_WRITTEN TASK_: Leave out any pictures and transcribe all other data below exactly.

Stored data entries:
## begin

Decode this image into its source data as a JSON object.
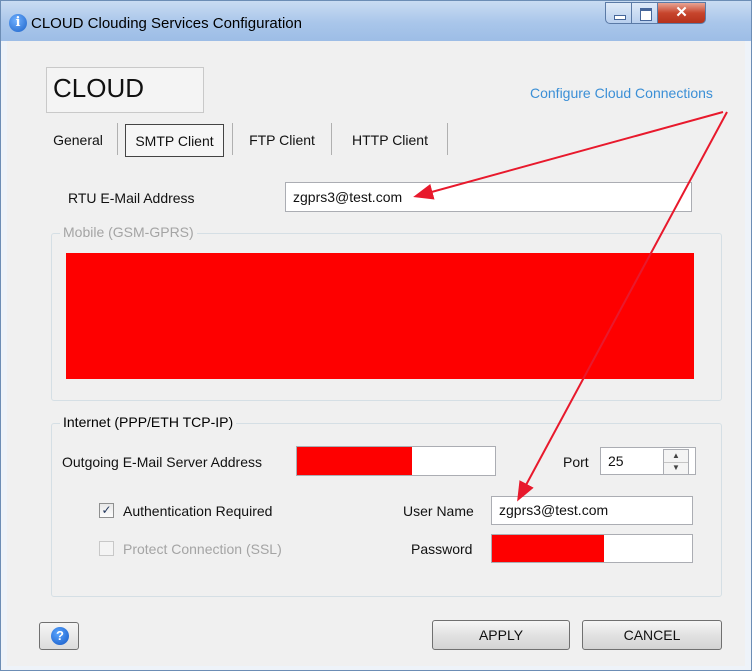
{
  "window": {
    "title": "CLOUD Clouding Services Configuration",
    "title_icon": "info-icon",
    "buttons": [
      "minimize-icon",
      "maximize-icon",
      "close-icon"
    ]
  },
  "header": {
    "logo_text": "CLOUD",
    "configure_link": "Configure Cloud Connections"
  },
  "tabs": [
    {
      "label": "General",
      "active": false
    },
    {
      "label": "SMTP Client",
      "active": true
    },
    {
      "label": "FTP Client",
      "active": false
    },
    {
      "label": "HTTP Client",
      "active": false
    }
  ],
  "smtp": {
    "rtu_email_label": "RTU E-Mail Address",
    "rtu_email_value": "zgprs3@test.com",
    "mobile_group_label": "Mobile (GSM-GPRS)",
    "internet_group_label": "Internet (PPP/ETH TCP-IP)",
    "server_label": "Outgoing E-Mail Server Address",
    "port_label": "Port",
    "port_value": "25",
    "auth_label": "Authentication Required",
    "auth_checked": true,
    "ssl_label": "Protect Connection (SSL)",
    "ssl_checked": false,
    "username_label": "User Name",
    "username_value": "zgprs3@test.com",
    "password_label": "Password"
  },
  "footer": {
    "help_icon": "help-icon",
    "apply_label": "APPLY",
    "cancel_label": "CANCEL"
  },
  "colors": {
    "redaction": "#fe0000",
    "link": "#3b8fd6",
    "annotation_arrow": "#e8192c"
  }
}
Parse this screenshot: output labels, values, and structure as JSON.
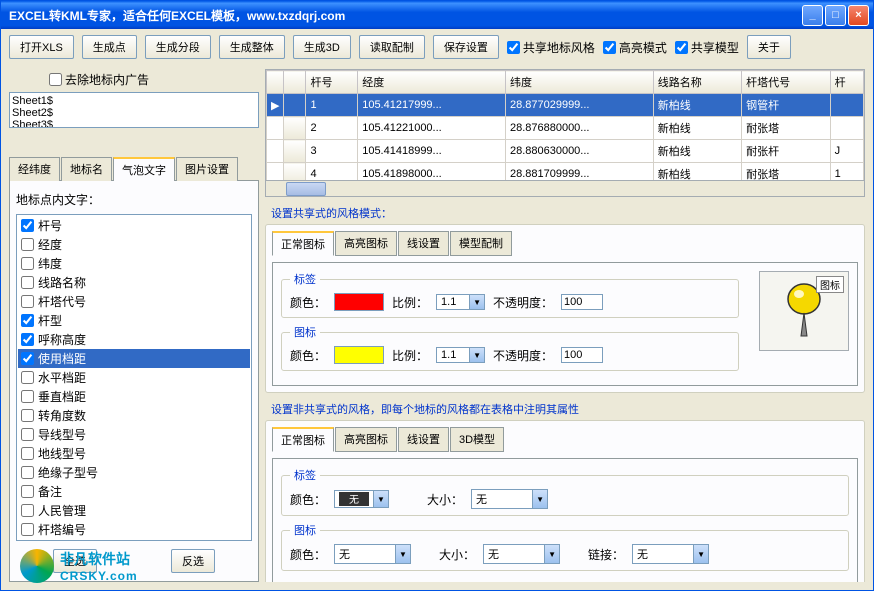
{
  "title": "EXCEL转KML专家，适合任何EXCEL模板，www.txzdqrj.com",
  "toolbar": {
    "open_xls": "打开XLS",
    "gen_points": "生成点",
    "gen_segments": "生成分段",
    "gen_whole": "生成整体",
    "gen_3d": "生成3D",
    "read_config": "读取配制",
    "save_settings": "保存设置",
    "share_landmark": "共享地标风格",
    "highlight_mode": "高亮模式",
    "share_model": "共享模型",
    "about": "关于"
  },
  "left": {
    "remove_ad": "去除地标内广告",
    "sheets": [
      "Sheet1$",
      "Sheet2$",
      "Sheet3$"
    ],
    "tabs": [
      "经纬度",
      "地标名",
      "气泡文字",
      "图片设置"
    ],
    "active_tab": 2,
    "point_text_label": "地标点内文字：",
    "checks": [
      {
        "label": "杆号",
        "checked": true
      },
      {
        "label": "经度",
        "checked": false
      },
      {
        "label": "纬度",
        "checked": false
      },
      {
        "label": "线路名称",
        "checked": false
      },
      {
        "label": "杆塔代号",
        "checked": false
      },
      {
        "label": "杆型",
        "checked": true
      },
      {
        "label": "呼称高度",
        "checked": true
      },
      {
        "label": "使用档距",
        "checked": true,
        "selected": true
      },
      {
        "label": "水平档距",
        "checked": false
      },
      {
        "label": "垂直档距",
        "checked": false
      },
      {
        "label": "转角度数",
        "checked": false
      },
      {
        "label": "导线型号",
        "checked": false
      },
      {
        "label": "地线型号",
        "checked": false
      },
      {
        "label": "绝缘子型号",
        "checked": false
      },
      {
        "label": "备注",
        "checked": false
      },
      {
        "label": "人民管理",
        "checked": false
      },
      {
        "label": "杆塔编号",
        "checked": false
      }
    ],
    "select_all": "全选",
    "invert": "反选"
  },
  "grid": {
    "headers": [
      "杆号",
      "经度",
      "纬度",
      "线路名称",
      "杆塔代号",
      "杆"
    ],
    "rows": [
      {
        "n": "1",
        "lng": "105.41217999...",
        "lat": "28.877029999...",
        "line": "新柏线",
        "code": "钢管杆",
        "t": ""
      },
      {
        "n": "2",
        "lng": "105.41221000...",
        "lat": "28.876880000...",
        "line": "新柏线",
        "code": "耐张塔",
        "t": ""
      },
      {
        "n": "3",
        "lng": "105.41418999...",
        "lat": "28.880630000...",
        "line": "新柏线",
        "code": "耐张杆",
        "t": "J"
      },
      {
        "n": "4",
        "lng": "105.41898000...",
        "lat": "28.881709999...",
        "line": "新柏线",
        "code": "耐张塔",
        "t": "1"
      }
    ]
  },
  "shared": {
    "title": "设置共享式的风格模式：",
    "tabs": [
      "正常图标",
      "高亮图标",
      "线设置",
      "模型配制"
    ],
    "label_group": "标签",
    "icon_group": "图标",
    "color": "颜色：",
    "ratio": "比例：",
    "opacity": "不透明度：",
    "ratio_val": "1.1",
    "opacity_val": "100",
    "pin_label": "图标"
  },
  "nonshared": {
    "title": "设置非共享式的风格，即每个地标的风格都在表格中注明其属性",
    "tabs": [
      "正常图标",
      "高亮图标",
      "线设置",
      "3D模型"
    ],
    "label_group": "标签",
    "icon_group": "图标",
    "color": "颜色：",
    "size": "大小：",
    "link": "链接：",
    "none": "无",
    "none_swatch": "无"
  },
  "logo": {
    "text1": "非凡软件站",
    "text2": "CRSKY.com"
  }
}
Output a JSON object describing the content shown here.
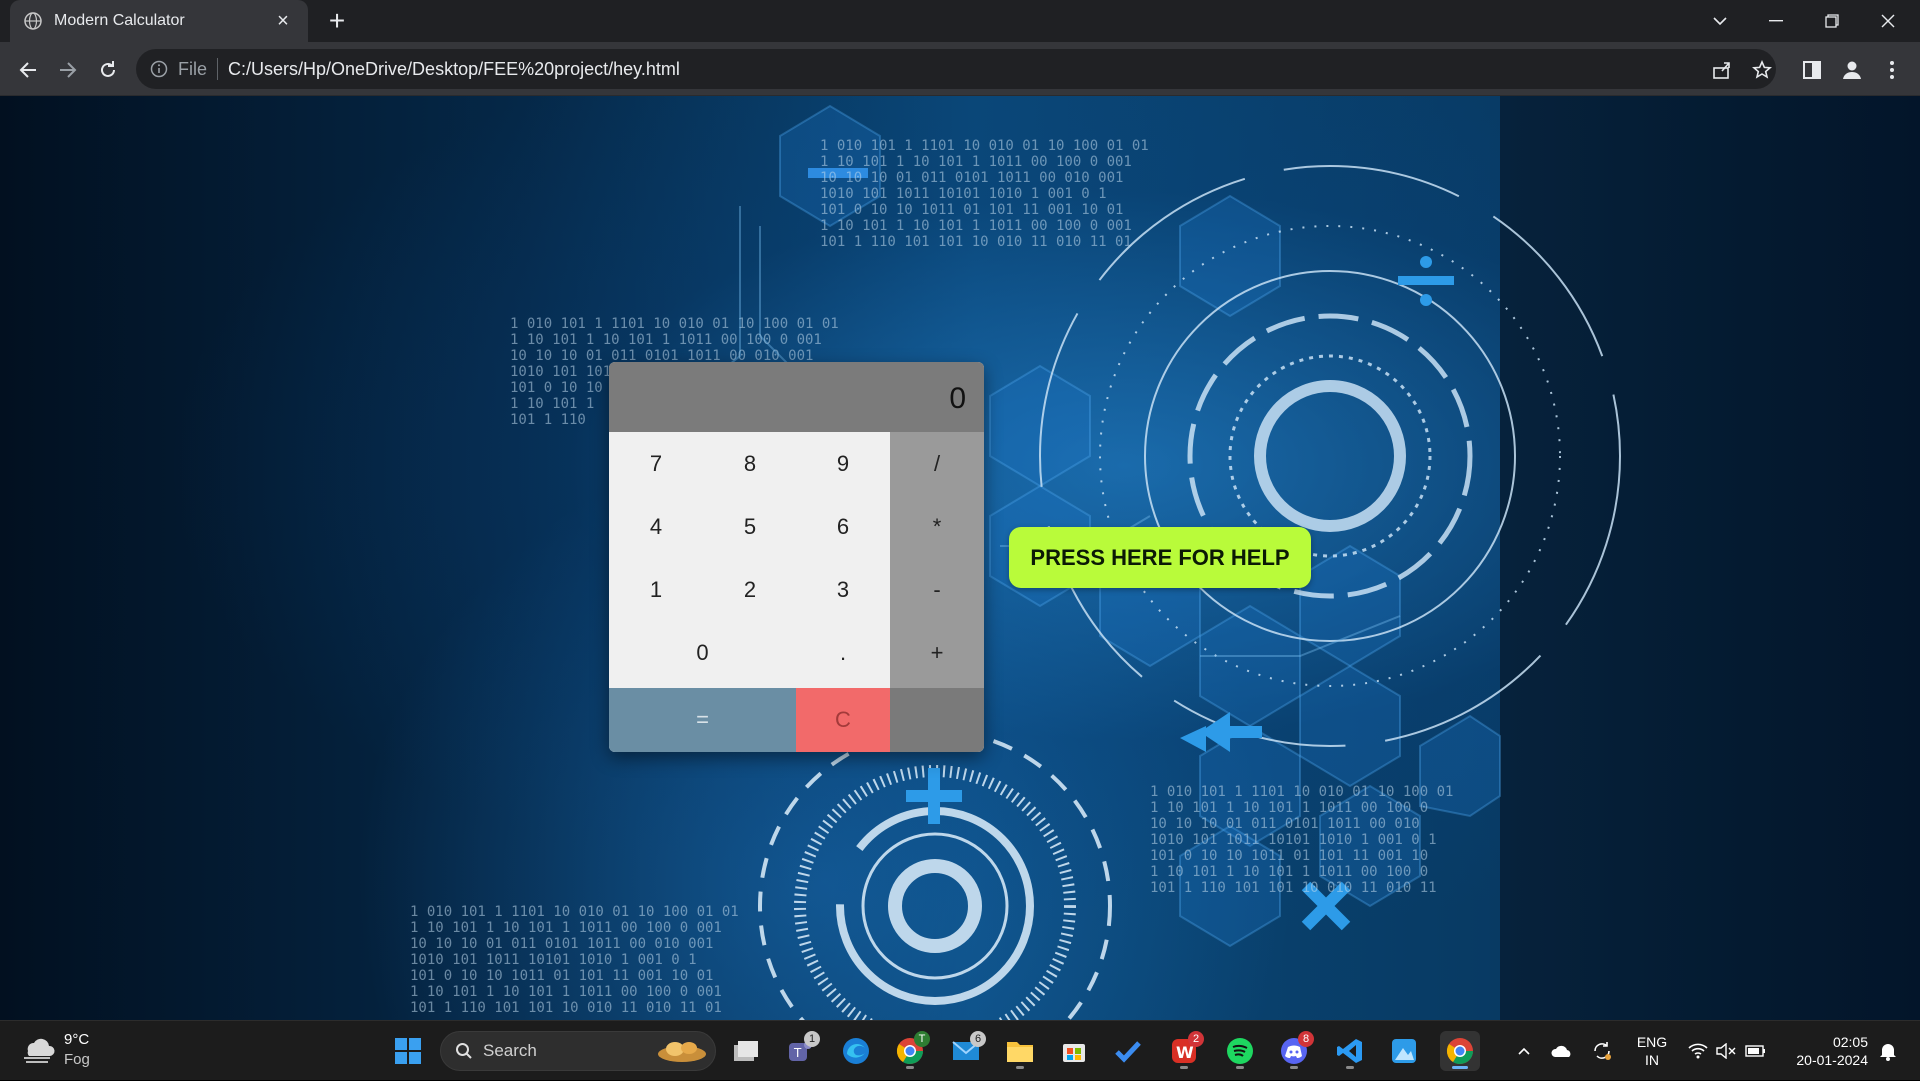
{
  "browser": {
    "tab_title": "Modern Calculator",
    "new_tab": "+",
    "address_prefix": "File",
    "url": "C:/Users/Hp/OneDrive/Desktop/FEE%20project/hey.html"
  },
  "calculator": {
    "display": "0",
    "keys": {
      "k7": "7",
      "k8": "8",
      "k9": "9",
      "div": "/",
      "k4": "4",
      "k5": "5",
      "k6": "6",
      "mul": "*",
      "k1": "1",
      "k2": "2",
      "k3": "3",
      "sub": "-",
      "k0": "0",
      "dot": ".",
      "add": "+",
      "equals": "=",
      "clear": "C"
    }
  },
  "help_button": "PRESS HERE FOR HELP",
  "taskbar": {
    "weather_temp": "9°C",
    "weather_cond": "Fog",
    "search_label": "Search",
    "badges": {
      "teams": "1",
      "chrome_profile": "T",
      "mail": "6",
      "wps": "2",
      "discord": "8"
    },
    "lang_top": "ENG",
    "lang_bottom": "IN",
    "time": "02:05",
    "date": "20-01-2024"
  },
  "colors": {
    "display_bg": "#7b7b7b",
    "operator_col": "#9a9a9a",
    "equals_bg": "#6a8ea4",
    "clear_bg": "#f26a6a",
    "help_bg": "#b9fb3a"
  }
}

## end

_EXERCISE ANSWER_:
Decode this image into its source data as a JSON object.
{
  "window": {
    "title": "CLOUD Clouding Services Configuration",
    "title_icon": "info-icon",
    "buttons": [
      "minimize-icon",
      "maximize-icon",
      "close-icon"
    ]
  },
  "header": {
    "logo_text": "CLOUD",
    "configure_link": "Configure Cloud Connections"
  },
  "tabs": [
    {
      "label": "General",
      "active": false
    },
    {
      "label": "SMTP Client",
      "active": true
    },
    {
      "label": "FTP Client",
      "active": false
    },
    {
      "label": "HTTP Client",
      "active": false
    }
  ],
  "smtp": {
    "rtu_email_label": "RTU E-Mail Address",
    "rtu_email_value": "zgprs3@test.com",
    "mobile_group_label": "Mobile (GSM-GPRS)",
    "internet_group_label": "Internet (PPP/ETH TCP-IP)",
    "server_label": "Outgoing E-Mail Server Address",
    "port_label": "Port",
    "port_value": "25",
    "auth_label": "Authentication Required",
    "auth_checked": true,
    "ssl_label": "Protect Connection (SSL)",
    "ssl_checked": false,
    "username_label": "User Name",
    "username_value": "zgprs3@test.com",
    "password_label": "Password"
  },
  "footer": {
    "help_icon": "help-icon",
    "apply_label": "APPLY",
    "cancel_label": "CANCEL"
  },
  "colors": {
    "redaction": "#fe0000",
    "link": "#3b8fd6",
    "annotation_arrow": "#e8192c"
  }
}
Parse this screenshot: output labels, values, and structure as JSON.
{
  "title": "EXCEL转KML专家，适合任何EXCEL模板，www.txzdqrj.com",
  "toolbar": {
    "open_xls": "打开XLS",
    "gen_points": "生成点",
    "gen_segments": "生成分段",
    "gen_whole": "生成整体",
    "gen_3d": "生成3D",
    "read_config": "读取配制",
    "save_settings": "保存设置",
    "share_landmark": "共享地标风格",
    "highlight_mode": "高亮模式",
    "share_model": "共享模型",
    "about": "关于"
  },
  "left": {
    "remove_ad": "去除地标内广告",
    "sheets": [
      "Sheet1$",
      "Sheet2$",
      "Sheet3$"
    ],
    "tabs": [
      "经纬度",
      "地标名",
      "气泡文字",
      "图片设置"
    ],
    "active_tab": 2,
    "point_text_label": "地标点内文字：",
    "checks": [
      {
        "label": "杆号",
        "checked": true
      },
      {
        "label": "经度",
        "checked": false
      },
      {
        "label": "纬度",
        "checked": false
      },
      {
        "label": "线路名称",
        "checked": false
      },
      {
        "label": "杆塔代号",
        "checked": false
      },
      {
        "label": "杆型",
        "checked": true
      },
      {
        "label": "呼称高度",
        "checked": true
      },
      {
        "label": "使用档距",
        "checked": true,
        "selected": true
      },
      {
        "label": "水平档距",
        "checked": false
      },
      {
        "label": "垂直档距",
        "checked": false
      },
      {
        "label": "转角度数",
        "checked": false
      },
      {
        "label": "导线型号",
        "checked": false
      },
      {
        "label": "地线型号",
        "checked": false
      },
      {
        "label": "绝缘子型号",
        "checked": false
      },
      {
        "label": "备注",
        "checked": false
      },
      {
        "label": "人民管理",
        "checked": false
      },
      {
        "label": "杆塔编号",
        "checked": false
      }
    ],
    "select_all": "全选",
    "invert": "反选"
  },
  "grid": {
    "headers": [
      "杆号",
      "经度",
      "纬度",
      "线路名称",
      "杆塔代号",
      "杆"
    ],
    "rows": [
      {
        "n": "1",
        "lng": "105.41217999...",
        "lat": "28.877029999...",
        "line": "新柏线",
        "code": "钢管杆",
        "t": ""
      },
      {
        "n": "2",
        "lng": "105.41221000...",
        "lat": "28.876880000...",
        "line": "新柏线",
        "code": "耐张塔",
        "t": ""
      },
      {
        "n": "3",
        "lng": "105.41418999...",
        "lat": "28.880630000...",
        "line": "新柏线",
        "code": "耐张杆",
        "t": "J"
      },
      {
        "n": "4",
        "lng": "105.41898000...",
        "lat": "28.881709999...",
        "line": "新柏线",
        "code": "耐张塔",
        "t": "1"
      }
    ]
  },
  "shared": {
    "title": "设置共享式的风格模式：",
    "tabs": [
      "正常图标",
      "高亮图标",
      "线设置",
      "模型配制"
    ],
    "label_group": "标签",
    "icon_group": "图标",
    "color": "颜色：",
    "ratio": "比例：",
    "opacity": "不透明度：",
    "ratio_val": "1.1",
    "opacity_val": "100",
    "pin_label": "图标"
  },
  "nonshared": {
    "title": "设置非共享式的风格，即每个地标的风格都在表格中注明其属性",
    "tabs": [
      "正常图标",
      "高亮图标",
      "线设置",
      "3D模型"
    ],
    "label_group": "标签",
    "icon_group": "图标",
    "color": "颜色：",
    "size": "大小：",
    "link": "链接：",
    "none": "无",
    "none_swatch": "无"
  },
  "logo": {
    "text1": "非凡软件站",
    "text2": "CRSKY.com"
  }
}
Output a JSON object describing the content shown here.
{
  "browser": {
    "tab_title": "Modern Calculator",
    "new_tab": "+",
    "address_prefix": "File",
    "url": "C:/Users/Hp/OneDrive/Desktop/FEE%20project/hey.html"
  },
  "calculator": {
    "display": "0",
    "keys": {
      "k7": "7",
      "k8": "8",
      "k9": "9",
      "div": "/",
      "k4": "4",
      "k5": "5",
      "k6": "6",
      "mul": "*",
      "k1": "1",
      "k2": "2",
      "k3": "3",
      "sub": "-",
      "k0": "0",
      "dot": ".",
      "add": "+",
      "equals": "=",
      "clear": "C"
    }
  },
  "help_button": "PRESS HERE FOR HELP",
  "taskbar": {
    "weather_temp": "9°C",
    "weather_cond": "Fog",
    "search_label": "Search",
    "badges": {
      "teams": "1",
      "chrome_profile": "T",
      "mail": "6",
      "wps": "2",
      "discord": "8"
    },
    "lang_top": "ENG",
    "lang_bottom": "IN",
    "time": "02:05",
    "date": "20-01-2024"
  },
  "colors": {
    "display_bg": "#7b7b7b",
    "operator_col": "#9a9a9a",
    "equals_bg": "#6a8ea4",
    "clear_bg": "#f26a6a",
    "help_bg": "#b9fb3a"
  }
}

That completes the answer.